**Aim:**
Give back the entire listing verbatim.

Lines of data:
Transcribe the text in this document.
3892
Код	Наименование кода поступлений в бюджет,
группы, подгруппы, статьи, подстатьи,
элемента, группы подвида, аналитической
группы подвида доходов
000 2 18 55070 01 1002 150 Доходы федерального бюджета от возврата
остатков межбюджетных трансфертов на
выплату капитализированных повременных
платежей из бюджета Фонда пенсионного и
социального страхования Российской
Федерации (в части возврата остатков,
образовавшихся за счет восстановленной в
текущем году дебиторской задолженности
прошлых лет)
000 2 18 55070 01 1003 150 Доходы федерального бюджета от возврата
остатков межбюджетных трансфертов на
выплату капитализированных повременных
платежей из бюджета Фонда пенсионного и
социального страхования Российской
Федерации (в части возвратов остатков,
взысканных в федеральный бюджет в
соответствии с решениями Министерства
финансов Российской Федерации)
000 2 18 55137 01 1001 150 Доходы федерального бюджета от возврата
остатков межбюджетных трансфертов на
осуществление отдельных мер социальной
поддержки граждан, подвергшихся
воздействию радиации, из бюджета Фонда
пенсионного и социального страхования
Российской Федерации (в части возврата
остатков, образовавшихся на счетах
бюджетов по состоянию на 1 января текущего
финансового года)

**Response below:**
Transcribe the text in this document.
3892
Код	Наименование кода поступлений в бюджет,
группы, подгруппы, статьи, подстатьи,
элемента, группы подвида, аналитической
группы подвида доходов
000 2 18 55070 01 1002 150 Доходы федерального бюджета от возврата
остатков межбюджетных трансфертов на
выплату капитализированных повременных
платежей из бюджета Фонда пенсионного и
социального страхования Российской
Федерации (в части возврата остатков,
образовавшихся за счет восстановленной в
текущем году дебиторской задолженности
прошлых лет)
000 2 18 55070 01 1003 150 Доходы федерального бюджета от возврата
остатков межбюджетных трансфертов на
выплату капитализированных повременных
платежей из бюджета Фонда пенсионного и
социального страхования Российской
Федерации (в части возвратов остатков,
взысканных в федеральный бюджет в
соответствии с решениями Министерства
финансов Российской Федерации)
000 2 18 55137 01 1001 150 Доходы федерального бюджета от возврата
остатков межбюджетных трансфертов на
осуществление отдельных мер социальной
поддержки граждан, подвергшихся
воздействию радиации, из бюджета Фонда
пенсионного и социального страхования
Российской Федерации (в части возврата
остатков, образовавшихся на счетах
бюджетов по состоянию на 1 января текущего
финансового года)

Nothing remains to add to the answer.